**Required task:**
Go through the entries and count the lines with the string "Wstaw" in them. Give only that number.

**Provided records:**
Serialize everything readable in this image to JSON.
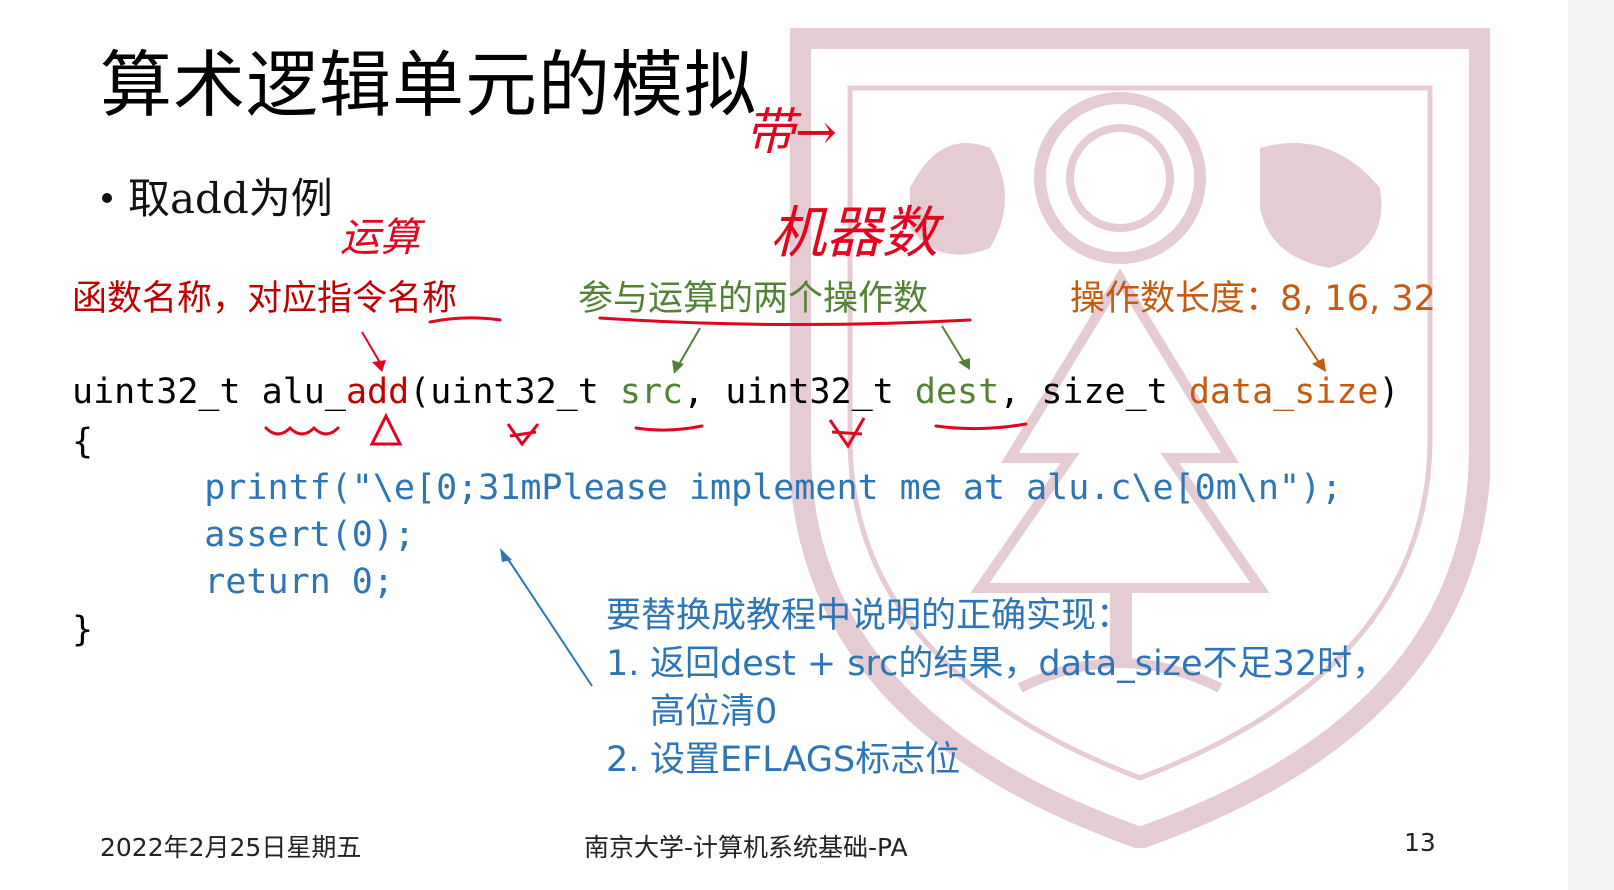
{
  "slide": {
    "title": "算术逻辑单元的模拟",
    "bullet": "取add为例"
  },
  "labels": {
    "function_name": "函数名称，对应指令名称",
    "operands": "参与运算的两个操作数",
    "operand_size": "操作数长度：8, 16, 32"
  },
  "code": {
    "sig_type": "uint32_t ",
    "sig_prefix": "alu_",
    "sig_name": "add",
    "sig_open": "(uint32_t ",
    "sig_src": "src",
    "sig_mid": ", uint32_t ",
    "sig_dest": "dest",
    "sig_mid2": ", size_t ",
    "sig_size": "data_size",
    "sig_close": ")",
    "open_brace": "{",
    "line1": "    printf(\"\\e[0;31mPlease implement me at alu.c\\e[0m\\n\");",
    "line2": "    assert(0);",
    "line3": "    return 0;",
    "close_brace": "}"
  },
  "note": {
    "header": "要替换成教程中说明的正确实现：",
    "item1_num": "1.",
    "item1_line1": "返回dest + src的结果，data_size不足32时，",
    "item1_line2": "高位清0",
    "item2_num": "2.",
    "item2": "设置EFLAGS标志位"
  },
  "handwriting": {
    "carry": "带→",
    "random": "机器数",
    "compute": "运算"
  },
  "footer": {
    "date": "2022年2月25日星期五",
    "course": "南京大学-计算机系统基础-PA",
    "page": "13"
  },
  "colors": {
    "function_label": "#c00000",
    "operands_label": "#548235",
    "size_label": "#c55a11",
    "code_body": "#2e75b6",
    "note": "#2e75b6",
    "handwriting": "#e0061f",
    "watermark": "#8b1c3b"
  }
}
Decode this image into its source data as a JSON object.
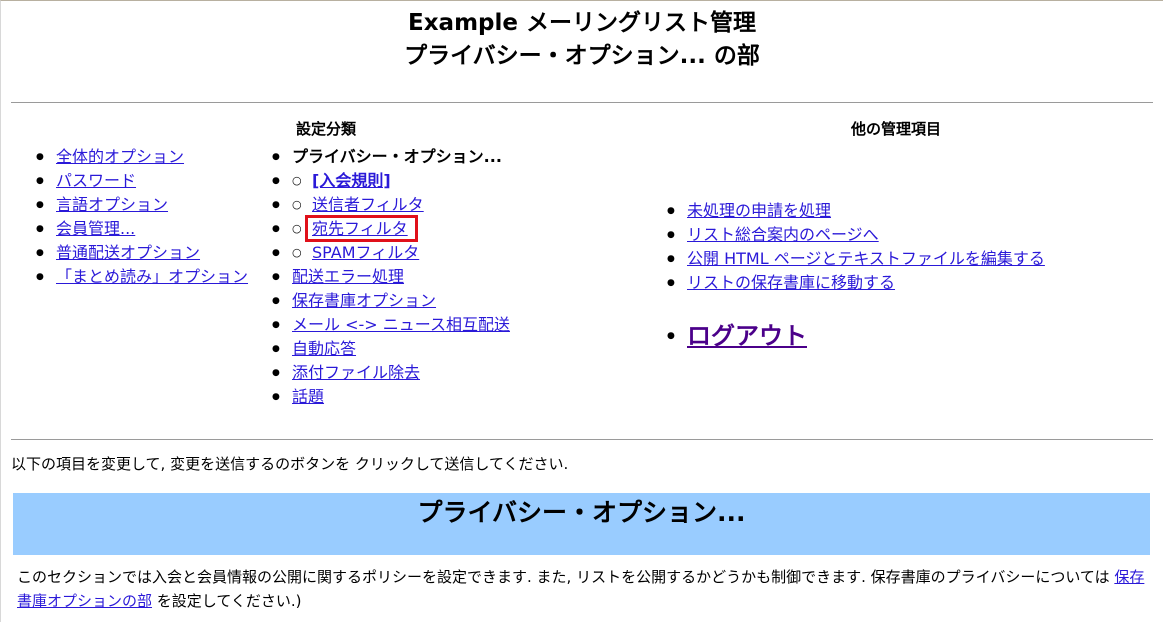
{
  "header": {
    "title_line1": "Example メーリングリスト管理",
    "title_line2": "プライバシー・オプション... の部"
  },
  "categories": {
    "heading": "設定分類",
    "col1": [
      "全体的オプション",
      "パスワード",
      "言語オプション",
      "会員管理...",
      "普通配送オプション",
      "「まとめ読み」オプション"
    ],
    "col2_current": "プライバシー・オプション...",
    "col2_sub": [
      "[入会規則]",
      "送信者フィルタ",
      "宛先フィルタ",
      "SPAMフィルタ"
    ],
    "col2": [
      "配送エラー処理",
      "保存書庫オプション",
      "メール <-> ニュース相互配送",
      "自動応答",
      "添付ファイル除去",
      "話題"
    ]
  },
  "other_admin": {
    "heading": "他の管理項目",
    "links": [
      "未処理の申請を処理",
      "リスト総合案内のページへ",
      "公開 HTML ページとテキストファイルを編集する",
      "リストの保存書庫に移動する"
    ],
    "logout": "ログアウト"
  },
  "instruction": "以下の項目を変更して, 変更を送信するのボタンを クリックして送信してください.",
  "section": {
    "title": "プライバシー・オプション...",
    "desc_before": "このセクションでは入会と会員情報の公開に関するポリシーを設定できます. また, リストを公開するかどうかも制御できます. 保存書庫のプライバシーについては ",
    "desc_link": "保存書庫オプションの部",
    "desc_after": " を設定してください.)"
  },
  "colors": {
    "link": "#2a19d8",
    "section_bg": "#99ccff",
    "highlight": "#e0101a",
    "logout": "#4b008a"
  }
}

--

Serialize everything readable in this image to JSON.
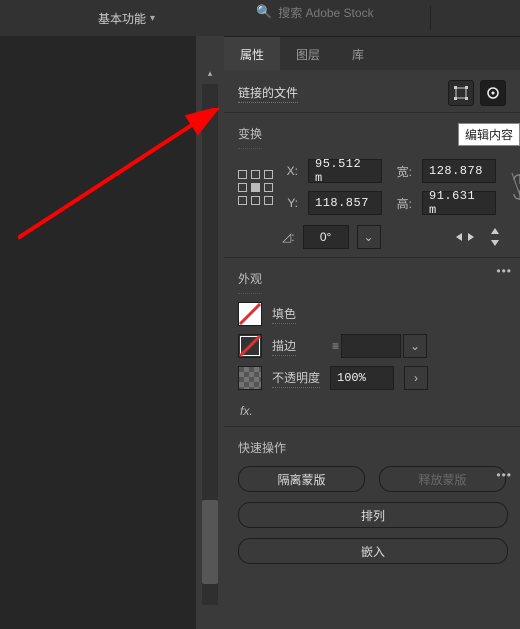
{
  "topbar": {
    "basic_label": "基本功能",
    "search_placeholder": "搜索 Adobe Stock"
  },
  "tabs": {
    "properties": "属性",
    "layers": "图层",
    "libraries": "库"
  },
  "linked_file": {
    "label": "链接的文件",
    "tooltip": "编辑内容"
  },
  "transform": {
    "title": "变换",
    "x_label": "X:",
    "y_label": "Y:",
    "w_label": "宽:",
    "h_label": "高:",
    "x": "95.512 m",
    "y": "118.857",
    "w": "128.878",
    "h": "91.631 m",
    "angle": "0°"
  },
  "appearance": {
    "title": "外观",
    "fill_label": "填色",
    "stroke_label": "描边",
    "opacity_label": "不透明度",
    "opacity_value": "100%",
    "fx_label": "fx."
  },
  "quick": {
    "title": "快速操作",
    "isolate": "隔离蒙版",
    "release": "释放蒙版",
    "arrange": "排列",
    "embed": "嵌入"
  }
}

* * *

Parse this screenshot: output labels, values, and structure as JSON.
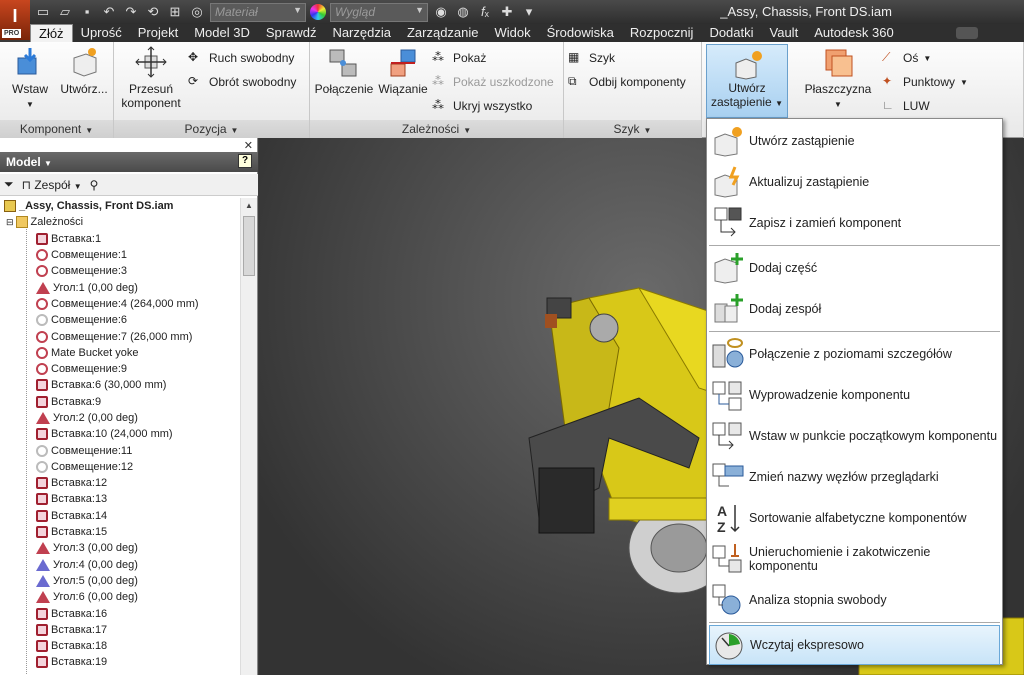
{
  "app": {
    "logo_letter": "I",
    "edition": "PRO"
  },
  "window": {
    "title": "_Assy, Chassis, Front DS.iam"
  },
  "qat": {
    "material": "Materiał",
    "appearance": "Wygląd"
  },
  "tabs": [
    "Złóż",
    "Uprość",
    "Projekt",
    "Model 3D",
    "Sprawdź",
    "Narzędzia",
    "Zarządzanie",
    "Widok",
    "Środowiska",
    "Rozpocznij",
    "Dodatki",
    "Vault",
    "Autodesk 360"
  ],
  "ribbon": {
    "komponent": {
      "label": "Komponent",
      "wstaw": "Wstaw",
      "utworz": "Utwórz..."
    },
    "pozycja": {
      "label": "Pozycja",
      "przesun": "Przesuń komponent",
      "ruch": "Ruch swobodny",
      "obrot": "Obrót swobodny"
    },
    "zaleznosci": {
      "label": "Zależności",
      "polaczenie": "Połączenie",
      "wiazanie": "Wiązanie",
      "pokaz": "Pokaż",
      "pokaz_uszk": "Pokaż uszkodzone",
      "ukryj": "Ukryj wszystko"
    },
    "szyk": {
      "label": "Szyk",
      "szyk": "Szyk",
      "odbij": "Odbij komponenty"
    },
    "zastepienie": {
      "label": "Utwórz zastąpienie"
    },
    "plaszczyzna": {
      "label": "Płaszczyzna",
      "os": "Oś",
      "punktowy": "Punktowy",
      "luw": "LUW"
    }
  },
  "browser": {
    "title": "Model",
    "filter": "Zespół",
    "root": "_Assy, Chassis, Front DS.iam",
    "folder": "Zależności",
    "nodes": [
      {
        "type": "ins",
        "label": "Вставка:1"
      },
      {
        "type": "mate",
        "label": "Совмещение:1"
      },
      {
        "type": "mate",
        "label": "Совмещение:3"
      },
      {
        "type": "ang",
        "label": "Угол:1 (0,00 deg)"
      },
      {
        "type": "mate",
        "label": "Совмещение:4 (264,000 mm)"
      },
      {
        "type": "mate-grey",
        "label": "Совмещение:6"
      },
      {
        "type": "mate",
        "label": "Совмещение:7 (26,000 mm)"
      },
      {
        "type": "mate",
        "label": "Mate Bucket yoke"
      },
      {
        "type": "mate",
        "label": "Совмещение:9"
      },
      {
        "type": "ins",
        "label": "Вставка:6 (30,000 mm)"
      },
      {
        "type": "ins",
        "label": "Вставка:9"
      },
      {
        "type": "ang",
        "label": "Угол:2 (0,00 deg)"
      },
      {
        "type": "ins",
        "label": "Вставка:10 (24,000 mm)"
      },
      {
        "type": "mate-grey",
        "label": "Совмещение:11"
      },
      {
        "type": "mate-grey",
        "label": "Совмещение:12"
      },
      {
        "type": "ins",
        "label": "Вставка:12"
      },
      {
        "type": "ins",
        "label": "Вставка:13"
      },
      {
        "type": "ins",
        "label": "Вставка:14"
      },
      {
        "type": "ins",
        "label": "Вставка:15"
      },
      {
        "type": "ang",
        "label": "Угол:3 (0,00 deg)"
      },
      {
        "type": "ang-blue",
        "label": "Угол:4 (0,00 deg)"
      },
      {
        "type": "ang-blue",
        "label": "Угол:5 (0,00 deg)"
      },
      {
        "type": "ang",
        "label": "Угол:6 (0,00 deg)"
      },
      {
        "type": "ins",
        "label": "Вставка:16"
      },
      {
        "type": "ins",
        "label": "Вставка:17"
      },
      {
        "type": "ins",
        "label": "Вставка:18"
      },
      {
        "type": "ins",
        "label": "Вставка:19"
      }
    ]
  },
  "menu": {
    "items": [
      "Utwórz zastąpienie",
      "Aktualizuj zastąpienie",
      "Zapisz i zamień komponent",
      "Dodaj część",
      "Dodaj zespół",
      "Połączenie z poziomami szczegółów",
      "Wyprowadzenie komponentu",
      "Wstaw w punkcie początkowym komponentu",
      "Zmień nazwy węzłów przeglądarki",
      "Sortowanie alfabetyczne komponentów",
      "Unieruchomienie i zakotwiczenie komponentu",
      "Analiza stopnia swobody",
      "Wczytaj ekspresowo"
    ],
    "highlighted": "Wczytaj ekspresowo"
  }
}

**Worked solution:**
2